Extract all of the entries and give them again, word for word.

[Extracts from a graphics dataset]
## Start

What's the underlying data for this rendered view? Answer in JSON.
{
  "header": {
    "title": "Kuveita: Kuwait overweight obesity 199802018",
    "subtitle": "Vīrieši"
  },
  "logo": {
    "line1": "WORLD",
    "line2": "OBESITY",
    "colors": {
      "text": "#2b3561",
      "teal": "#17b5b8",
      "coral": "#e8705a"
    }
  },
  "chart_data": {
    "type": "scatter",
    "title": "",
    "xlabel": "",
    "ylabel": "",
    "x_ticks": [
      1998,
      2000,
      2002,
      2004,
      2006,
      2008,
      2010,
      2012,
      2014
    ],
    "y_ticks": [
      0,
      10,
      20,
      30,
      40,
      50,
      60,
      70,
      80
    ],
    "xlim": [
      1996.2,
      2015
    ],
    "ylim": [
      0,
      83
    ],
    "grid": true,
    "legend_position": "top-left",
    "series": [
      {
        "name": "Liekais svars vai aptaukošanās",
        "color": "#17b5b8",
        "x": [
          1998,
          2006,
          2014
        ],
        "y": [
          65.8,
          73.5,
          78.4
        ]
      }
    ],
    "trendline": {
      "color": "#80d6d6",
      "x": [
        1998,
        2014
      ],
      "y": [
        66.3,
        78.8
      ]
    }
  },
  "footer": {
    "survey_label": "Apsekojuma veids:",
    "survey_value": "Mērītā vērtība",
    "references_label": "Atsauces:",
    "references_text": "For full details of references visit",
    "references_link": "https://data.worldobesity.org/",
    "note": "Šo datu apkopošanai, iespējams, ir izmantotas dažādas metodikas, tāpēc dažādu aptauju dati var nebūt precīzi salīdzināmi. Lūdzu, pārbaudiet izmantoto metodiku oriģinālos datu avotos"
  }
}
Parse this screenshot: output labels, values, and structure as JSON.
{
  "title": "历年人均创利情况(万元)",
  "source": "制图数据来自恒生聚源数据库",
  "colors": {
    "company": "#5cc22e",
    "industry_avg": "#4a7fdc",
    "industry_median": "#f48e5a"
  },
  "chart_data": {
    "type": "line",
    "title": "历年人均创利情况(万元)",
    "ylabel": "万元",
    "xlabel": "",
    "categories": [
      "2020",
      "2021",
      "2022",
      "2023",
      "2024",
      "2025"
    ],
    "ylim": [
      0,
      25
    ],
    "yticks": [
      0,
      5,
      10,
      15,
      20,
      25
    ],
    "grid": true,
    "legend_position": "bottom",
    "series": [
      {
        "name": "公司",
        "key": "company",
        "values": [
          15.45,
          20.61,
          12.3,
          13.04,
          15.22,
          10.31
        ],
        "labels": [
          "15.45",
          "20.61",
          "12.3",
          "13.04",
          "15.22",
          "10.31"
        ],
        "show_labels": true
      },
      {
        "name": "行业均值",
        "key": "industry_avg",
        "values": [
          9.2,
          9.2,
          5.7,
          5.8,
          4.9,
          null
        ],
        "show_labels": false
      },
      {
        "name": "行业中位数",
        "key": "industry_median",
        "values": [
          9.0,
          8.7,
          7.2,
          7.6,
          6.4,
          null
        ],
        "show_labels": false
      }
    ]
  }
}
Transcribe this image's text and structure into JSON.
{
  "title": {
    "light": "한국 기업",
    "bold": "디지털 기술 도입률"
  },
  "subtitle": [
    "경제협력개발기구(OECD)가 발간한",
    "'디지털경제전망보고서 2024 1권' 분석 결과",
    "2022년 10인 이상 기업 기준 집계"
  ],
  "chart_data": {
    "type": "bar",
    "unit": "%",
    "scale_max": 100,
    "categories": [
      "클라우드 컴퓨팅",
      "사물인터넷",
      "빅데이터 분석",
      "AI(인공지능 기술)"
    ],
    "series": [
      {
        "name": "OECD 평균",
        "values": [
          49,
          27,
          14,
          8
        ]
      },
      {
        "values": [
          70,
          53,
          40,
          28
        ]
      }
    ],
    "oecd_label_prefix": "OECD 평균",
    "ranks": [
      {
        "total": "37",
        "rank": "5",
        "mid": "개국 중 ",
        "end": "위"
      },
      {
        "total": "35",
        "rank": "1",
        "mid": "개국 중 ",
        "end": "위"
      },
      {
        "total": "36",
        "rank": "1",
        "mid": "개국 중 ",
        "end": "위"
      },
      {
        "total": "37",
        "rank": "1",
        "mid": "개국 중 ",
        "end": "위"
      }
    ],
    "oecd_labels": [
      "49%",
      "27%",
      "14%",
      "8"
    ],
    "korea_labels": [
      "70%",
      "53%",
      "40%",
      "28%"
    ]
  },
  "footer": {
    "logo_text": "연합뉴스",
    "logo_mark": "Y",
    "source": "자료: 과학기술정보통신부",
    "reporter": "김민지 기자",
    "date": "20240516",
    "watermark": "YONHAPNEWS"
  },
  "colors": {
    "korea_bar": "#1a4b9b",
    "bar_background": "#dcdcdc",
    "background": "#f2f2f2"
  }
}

## End

[Written reply]
What's the underlying data for this rendered view? Answer in JSON.
{
  "header": {
    "title": "Kuveita: Kuwait overweight obesity 199802018",
    "subtitle": "Vīrieši"
  },
  "logo": {
    "line1": "WORLD",
    "line2": "OBESITY",
    "colors": {
      "text": "#2b3561",
      "teal": "#17b5b8",
      "coral": "#e8705a"
    }
  },
  "chart_data": {
    "type": "scatter",
    "title": "",
    "xlabel": "",
    "ylabel": "",
    "x_ticks": [
      1998,
      2000,
      2002,
      2004,
      2006,
      2008,
      2010,
      2012,
      2014
    ],
    "y_ticks": [
      0,
      10,
      20,
      30,
      40,
      50,
      60,
      70,
      80
    ],
    "xlim": [
      1996.2,
      2015
    ],
    "ylim": [
      0,
      83
    ],
    "grid": true,
    "legend_position": "top-left",
    "series": [
      {
        "name": "Liekais svars vai aptaukošanās",
        "color": "#17b5b8",
        "x": [
          1998,
          2006,
          2014
        ],
        "y": [
          65.8,
          73.5,
          78.4
        ]
      }
    ],
    "trendline": {
      "color": "#80d6d6",
      "x": [
        1998,
        2014
      ],
      "y": [
        66.3,
        78.8
      ]
    }
  },
  "footer": {
    "survey_label": "Apsekojuma veids:",
    "survey_value": "Mērītā vērtība",
    "references_label": "Atsauces:",
    "references_text": "For full details of references visit",
    "references_link": "https://data.worldobesity.org/",
    "note": "Šo datu apkopošanai, iespējams, ir izmantotas dažādas metodikas, tāpēc dažādu aptauju dati var nebūt precīzi salīdzināmi. Lūdzu, pārbaudiet izmantoto metodiku oriģinālos datu avotos"
  }
}
Parse this screenshot: output labels, values, and structure as JSON.
{
  "title": "历年人均创利情况(万元)",
  "source": "制图数据来自恒生聚源数据库",
  "colors": {
    "company": "#5cc22e",
    "industry_avg": "#4a7fdc",
    "industry_median": "#f48e5a"
  },
  "chart_data": {
    "type": "line",
    "title": "历年人均创利情况(万元)",
    "ylabel": "万元",
    "xlabel": "",
    "categories": [
      "2020",
      "2021",
      "2022",
      "2023",
      "2024",
      "2025"
    ],
    "ylim": [
      0,
      25
    ],
    "yticks": [
      0,
      5,
      10,
      15,
      20,
      25
    ],
    "grid": true,
    "legend_position": "bottom",
    "series": [
      {
        "name": "公司",
        "key": "company",
        "values": [
          15.45,
          20.61,
          12.3,
          13.04,
          15.22,
          10.31
        ],
        "labels": [
          "15.45",
          "20.61",
          "12.3",
          "13.04",
          "15.22",
          "10.31"
        ],
        "show_labels": true
      },
      {
        "name": "行业均值",
        "key": "industry_avg",
        "values": [
          9.2,
          9.2,
          5.7,
          5.8,
          4.9,
          null
        ],
        "show_labels": false
      },
      {
        "name": "行业中位数",
        "key": "industry_median",
        "values": [
          9.0,
          8.7,
          7.2,
          7.6,
          6.4,
          null
        ],
        "show_labels": false
      }
    ]
  }
}
Transcribe this image's text and structure into JSON.
{
  "title": {
    "light": "한국 기업",
    "bold": "디지털 기술 도입률"
  },
  "subtitle": [
    "경제협력개발기구(OECD)가 발간한",
    "'디지털경제전망보고서 2024 1권' 분석 결과",
    "2022년 10인 이상 기업 기준 집계"
  ],
  "chart_data": {
    "type": "bar",
    "unit": "%",
    "scale_max": 100,
    "categories": [
      "클라우드 컴퓨팅",
      "사물인터넷",
      "빅데이터 분석",
      "AI(인공지능 기술)"
    ],
    "series": [
      {
        "name": "OECD 평균",
        "values": [
          49,
          27,
          14,
          8
        ]
      },
      {
        "values": [
          70,
          53,
          40,
          28
        ]
      }
    ],
    "oecd_label_prefix": "OECD 평균",
    "ranks": [
      {
        "total": "37",
        "rank": "5",
        "mid": "개국 중 ",
        "end": "위"
      },
      {
        "total": "35",
        "rank": "1",
        "mid": "개국 중 ",
        "end": "위"
      },
      {
        "total": "36",
        "rank": "1",
        "mid": "개국 중 ",
        "end": "위"
      },
      {
        "total": "37",
        "rank": "1",
        "mid": "개국 중 ",
        "end": "위"
      }
    ],
    "oecd_labels": [
      "49%",
      "27%",
      "14%",
      "8"
    ],
    "korea_labels": [
      "70%",
      "53%",
      "40%",
      "28%"
    ]
  },
  "footer": {
    "logo_text": "연합뉴스",
    "logo_mark": "Y",
    "source": "자료: 과학기술정보통신부",
    "reporter": "김민지 기자",
    "date": "20240516",
    "watermark": "YONHAPNEWS"
  },
  "colors": {
    "korea_bar": "#1a4b9b",
    "bar_background": "#dcdcdc",
    "background": "#f2f2f2"
  }
}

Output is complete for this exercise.